§ **Stated problem**: Turn each line of the items below into a JSON list of strings, one string per line, and skip any blank lines.

************

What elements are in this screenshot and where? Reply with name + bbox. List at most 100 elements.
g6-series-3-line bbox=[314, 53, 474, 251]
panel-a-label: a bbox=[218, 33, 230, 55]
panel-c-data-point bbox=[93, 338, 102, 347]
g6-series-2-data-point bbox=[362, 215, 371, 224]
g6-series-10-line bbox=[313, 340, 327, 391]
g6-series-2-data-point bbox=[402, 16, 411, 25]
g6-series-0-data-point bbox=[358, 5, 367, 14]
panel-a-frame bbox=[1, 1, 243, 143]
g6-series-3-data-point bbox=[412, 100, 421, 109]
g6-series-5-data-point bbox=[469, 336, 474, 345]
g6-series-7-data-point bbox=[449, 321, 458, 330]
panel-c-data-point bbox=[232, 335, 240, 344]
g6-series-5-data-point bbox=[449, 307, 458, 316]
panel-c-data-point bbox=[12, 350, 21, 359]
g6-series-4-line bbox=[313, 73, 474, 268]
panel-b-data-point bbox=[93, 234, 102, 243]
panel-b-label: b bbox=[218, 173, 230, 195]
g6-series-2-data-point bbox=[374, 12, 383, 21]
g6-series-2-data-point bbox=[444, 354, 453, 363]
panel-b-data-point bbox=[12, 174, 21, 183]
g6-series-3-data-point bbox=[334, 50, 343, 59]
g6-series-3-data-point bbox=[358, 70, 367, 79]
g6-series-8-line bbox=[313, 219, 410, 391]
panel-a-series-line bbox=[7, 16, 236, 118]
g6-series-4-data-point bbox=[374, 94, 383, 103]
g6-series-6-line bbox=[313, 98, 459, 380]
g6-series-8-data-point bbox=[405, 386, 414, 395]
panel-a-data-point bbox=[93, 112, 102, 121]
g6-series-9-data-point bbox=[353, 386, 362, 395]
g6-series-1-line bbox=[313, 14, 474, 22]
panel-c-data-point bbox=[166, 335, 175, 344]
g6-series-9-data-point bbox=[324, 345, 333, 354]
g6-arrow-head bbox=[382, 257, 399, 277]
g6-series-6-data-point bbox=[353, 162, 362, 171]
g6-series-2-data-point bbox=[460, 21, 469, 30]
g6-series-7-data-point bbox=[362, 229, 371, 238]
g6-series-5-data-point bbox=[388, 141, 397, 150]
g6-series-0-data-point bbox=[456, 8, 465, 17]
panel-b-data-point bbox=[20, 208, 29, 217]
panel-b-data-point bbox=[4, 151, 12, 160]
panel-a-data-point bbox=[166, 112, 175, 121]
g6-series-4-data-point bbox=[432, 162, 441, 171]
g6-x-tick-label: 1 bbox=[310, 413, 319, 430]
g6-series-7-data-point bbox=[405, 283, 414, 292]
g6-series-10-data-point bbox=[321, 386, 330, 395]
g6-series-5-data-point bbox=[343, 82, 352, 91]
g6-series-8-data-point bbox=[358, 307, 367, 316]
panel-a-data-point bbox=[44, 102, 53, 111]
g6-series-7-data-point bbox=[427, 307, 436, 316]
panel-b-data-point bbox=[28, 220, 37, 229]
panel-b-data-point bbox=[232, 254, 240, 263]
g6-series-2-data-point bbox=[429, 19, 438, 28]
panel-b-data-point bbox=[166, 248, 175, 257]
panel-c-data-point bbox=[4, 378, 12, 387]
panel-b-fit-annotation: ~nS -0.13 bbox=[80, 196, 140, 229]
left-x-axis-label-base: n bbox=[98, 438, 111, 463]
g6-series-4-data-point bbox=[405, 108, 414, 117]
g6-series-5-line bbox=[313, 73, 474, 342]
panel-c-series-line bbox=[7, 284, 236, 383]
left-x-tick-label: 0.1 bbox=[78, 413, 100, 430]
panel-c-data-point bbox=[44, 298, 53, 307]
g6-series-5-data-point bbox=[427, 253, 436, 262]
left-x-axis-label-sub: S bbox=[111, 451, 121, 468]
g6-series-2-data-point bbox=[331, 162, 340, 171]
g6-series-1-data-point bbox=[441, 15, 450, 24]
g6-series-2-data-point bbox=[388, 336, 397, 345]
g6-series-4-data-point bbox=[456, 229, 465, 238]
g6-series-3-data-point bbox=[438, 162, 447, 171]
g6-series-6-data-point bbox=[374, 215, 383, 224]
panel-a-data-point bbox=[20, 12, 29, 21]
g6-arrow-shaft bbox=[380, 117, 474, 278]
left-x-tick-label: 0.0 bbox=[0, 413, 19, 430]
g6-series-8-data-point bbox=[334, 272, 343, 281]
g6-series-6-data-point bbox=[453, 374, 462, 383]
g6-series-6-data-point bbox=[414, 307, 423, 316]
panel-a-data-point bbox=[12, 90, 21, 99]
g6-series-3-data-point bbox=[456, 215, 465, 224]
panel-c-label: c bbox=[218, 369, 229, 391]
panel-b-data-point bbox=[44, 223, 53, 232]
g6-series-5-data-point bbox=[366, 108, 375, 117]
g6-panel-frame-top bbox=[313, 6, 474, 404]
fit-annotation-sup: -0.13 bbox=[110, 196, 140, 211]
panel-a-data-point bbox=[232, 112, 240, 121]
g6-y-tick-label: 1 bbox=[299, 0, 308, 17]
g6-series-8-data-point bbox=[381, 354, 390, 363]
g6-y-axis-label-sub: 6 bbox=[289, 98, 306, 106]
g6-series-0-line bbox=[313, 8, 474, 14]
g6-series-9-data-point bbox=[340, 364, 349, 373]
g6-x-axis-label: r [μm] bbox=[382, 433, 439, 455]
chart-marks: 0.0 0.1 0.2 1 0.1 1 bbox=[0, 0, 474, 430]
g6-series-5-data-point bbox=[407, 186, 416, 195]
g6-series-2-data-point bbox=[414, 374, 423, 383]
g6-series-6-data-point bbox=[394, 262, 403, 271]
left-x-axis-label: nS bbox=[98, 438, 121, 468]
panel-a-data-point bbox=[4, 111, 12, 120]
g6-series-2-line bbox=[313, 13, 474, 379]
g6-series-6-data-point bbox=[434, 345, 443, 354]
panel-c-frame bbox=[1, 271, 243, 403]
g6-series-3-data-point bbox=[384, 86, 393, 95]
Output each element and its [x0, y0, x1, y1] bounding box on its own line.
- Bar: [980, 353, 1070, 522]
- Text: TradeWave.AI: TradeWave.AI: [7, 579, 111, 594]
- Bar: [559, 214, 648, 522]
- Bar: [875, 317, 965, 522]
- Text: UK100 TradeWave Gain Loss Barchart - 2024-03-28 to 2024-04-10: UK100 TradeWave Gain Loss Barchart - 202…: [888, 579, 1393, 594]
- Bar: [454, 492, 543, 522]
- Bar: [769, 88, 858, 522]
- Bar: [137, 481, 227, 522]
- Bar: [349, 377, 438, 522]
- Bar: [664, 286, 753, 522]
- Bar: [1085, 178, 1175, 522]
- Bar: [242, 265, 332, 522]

************

§ **Complete response**:
[
  "What elements are in this screenshot and where? Reply with name + bbox. List at most 100 elements.",
  "g6-series-3-line bbox=[314, 53, 474, 251]",
  "panel-a-label: a bbox=[218, 33, 230, 55]",
  "panel-c-data-point bbox=[93, 338, 102, 347]",
  "g6-series-2-data-point bbox=[362, 215, 371, 224]",
  "g6-series-10-line bbox=[313, 340, 327, 391]",
  "g6-series-2-data-point bbox=[402, 16, 411, 25]",
  "g6-series-0-data-point bbox=[358, 5, 367, 14]",
  "panel-a-frame bbox=[1, 1, 243, 143]",
  "g6-series-3-data-point bbox=[412, 100, 421, 109]",
  "g6-series-5-data-point bbox=[469, 336, 474, 345]",
  "g6-series-7-data-point bbox=[449, 321, 458, 330]",
  "panel-c-data-point bbox=[232, 335, 240, 344]",
  "g6-series-5-data-point bbox=[449, 307, 458, 316]",
  "panel-c-data-point bbox=[12, 350, 21, 359]",
  "g6-series-4-line bbox=[313, 73, 474, 268]",
  "panel-b-data-point bbox=[93, 234, 102, 243]",
  "panel-b-label: b bbox=[218, 173, 230, 195]",
  "g6-series-2-data-point bbox=[374, 12, 383, 21]",
  "g6-series-2-data-point bbox=[444, 354, 453, 363]",
  "panel-b-data-point bbox=[12, 174, 21, 183]",
  "g6-series-3-data-point bbox=[334, 50, 343, 59]",
  "g6-series-3-data-point bbox=[358, 70, 367, 79]",
  "g6-series-8-line bbox=[313, 219, 410, 391]",
  "panel-a-series-line bbox=[7, 16, 236, 118]",
  "g6-series-4-data-point bbox=[374, 94, 383, 103]",
  "g6-series-6-line bbox=[313, 98, 459, 380]",
  "g6-series-8-data-point bbox=[405, 386, 414, 395]",
  "panel-a-data-point bbox=[93, 112, 102, 121]",
  "g6-series-9-data-point bbox=[353, 386, 362, 395]",
  "g6-series-1-line bbox=[313, 14, 474, 22]",
  "panel-c-data-point bbox=[166, 335, 175, 344]",
  "g6-series-9-data-point bbox=[324, 345, 333, 354]",
  "g6-arrow-head bbox=[382, 257, 399, 277]",
  "g6-series-6-data-point bbox=[353, 162, 362, 171]",
  "g6-series-2-data-point bbox=[460, 21, 469, 30]",
  "g6-series-7-data-point bbox=[362, 229, 371, 238]",
  "g6-series-5-data-point bbox=[388, 141, 397, 150]",
  "g6-series-0-data-point bbox=[456, 8, 465, 17]",
  "panel-b-data-point bbox=[20, 208, 29, 217]",
  "panel-b-data-point bbox=[4, 151, 12, 160]",
  "panel-a-data-point bbox=[166, 112, 175, 121]",
  "g6-series-4-data-point bbox=[432, 162, 441, 171]",
  "g6-x-tick-label: 1 bbox=[310, 413, 319, 430]",
  "g6-series-7-data-point bbox=[405, 283, 414, 292]",
  "g6-series-10-data-point bbox=[321, 386, 330, 395]",
  "g6-series-5-data-point bbox=[343, 82, 352, 91]",
  "g6-series-8-data-point bbox=[358, 307, 367, 316]",
  "panel-a-data-point bbox=[44, 102, 53, 111]",
  "g6-series-7-data-point bbox=[427, 307, 436, 316]",
  "panel-b-data-point bbox=[28, 220, 37, 229]",
  "panel-b-data-point bbox=[232, 254, 240, 263]",
  "g6-series-2-data-point bbox=[429, 19, 438, 28]",
  "panel-b-data-point bbox=[166, 248, 175, 257]",
  "panel-c-data-point bbox=[4, 378, 12, 387]",
  "panel-b-fit-annotation: ~nS -0.13 bbox=[80, 196, 140, 229]",
  "left-x-axis-label-base: n bbox=[98, 438, 111, 463]",
  "g6-series-4-data-point bbox=[405, 108, 414, 117]",
  "g6-series-5-line bbox=[313, 73, 474, 342]",
  "panel-c-series-line bbox=[7, 284, 236, 383]",
  "left-x-tick-label: 0.1 bbox=[78, 413, 100, 430]",
  "panel-c-data-point bbox=[44, 298, 53, 307]",
  "g6-series-5-data-point bbox=[427, 253, 436, 262]",
  "left-x-axis-label-sub: S bbox=[111, 451, 121, 468]",
  "g6-series-2-data-point bbox=[331, 162, 340, 171]",
  "g6-series-1-data-point bbox=[441, 15, 450, 24]",
  "g6-series-2-data-point bbox=[388, 336, 397, 345]",
  "g6-series-4-data-point bbox=[456, 229, 465, 238]",
  "g6-series-3-data-point bbox=[438, 162, 447, 171]",
  "g6-series-6-data-point bbox=[374, 215, 383, 224]",
  "panel-a-data-point bbox=[20, 12, 29, 21]",
  "g6-arrow-shaft bbox=[380, 117, 474, 278]",
  "left-x-tick-label: 0.0 bbox=[0, 413, 19, 430]",
  "g6-series-8-data-point bbox=[334, 272, 343, 281]",
  "g6-series-6-data-point bbox=[453, 374, 462, 383]",
  "g6-series-6-data-point bbox=[414, 307, 423, 316]",
  "panel-a-data-point bbox=[12, 90, 21, 99]",
  "g6-series-3-data-point bbox=[456, 215, 465, 224]",
  "panel-c-label: c bbox=[218, 369, 229, 391]",
  "panel-b-data-point bbox=[44, 223, 53, 232]",
  "g6-series-5-data-point bbox=[366, 108, 375, 117]",
  "g6-panel-frame-top bbox=[313, 6, 474, 404]",
  "fit-annotation-sup: -0.13 bbox=[110, 196, 140, 211]",
  "panel-a-data-point bbox=[232, 112, 240, 121]",
  "g6-y-tick-label: 1 bbox=[299, 0, 308, 17]",
  "g6-series-8-data-point bbox=[381, 354, 390, 363]",
  "g6-y-axis-label-sub: 6 bbox=[289, 98, 306, 106]",
  "g6-series-0-line bbox=[313, 8, 474, 14]",
  "g6-series-9-data-point bbox=[340, 364, 349, 373]",
  "g6-x-axis-label: r [μm] bbox=[382, 433, 439, 455]",
  "chart-marks: 0.0 0.1 0.2 1 0.1 1 bbox=[0, 0, 474, 430]",
  "g6-series-5-data-point bbox=[407, 186, 416, 195]",
  "g6-series-2-data-point bbox=[414, 374, 423, 383]",
  "g6-series-6-data-point bbox=[394, 262, 403, 271]",
  "left-x-axis-label: nS bbox=[98, 438, 121, 468]",
  "panel-a-data-point bbox=[4, 111, 12, 120]",
  "g6-series-2-line bbox=[313, 13, 474, 379]",
  "g6-series-6-data-point bbox=[434, 345, 443, 354]",
  "panel-c-frame bbox=[1, 271, 243, 403]",
  "g6-series-3-data-point bbox=[384, 86, 393, 95]",
  "Output each element and its [x0, y0, x1, y1] bounding box on its own line.",
  "- Bar: [980, 353, 1070, 522]",
  "- Text: TradeWave.AI: TradeWave.AI: [7, 579, 111, 594]",
  "- Bar: [559, 214, 648, 522]",
  "- Bar: [875, 317, 965, 522]",
  "- Text: UK100 TradeWave Gain Loss Barchart - 2024-03-28 to 2024-04-10: UK100 TradeWave Gain Loss Barchart - 202…: [888, 579, 1393, 594]",
  "- Bar: [454, 492, 543, 522]",
  "- Bar: [769, 88, 858, 522]",
  "- Bar: [137, 481, 227, 522]",
  "- Bar: [349, 377, 438, 522]",
  "- Bar: [664, 286, 753, 522]",
  "- Bar: [1085, 178, 1175, 522]",
  "- Bar: [242, 265, 332, 522]"
]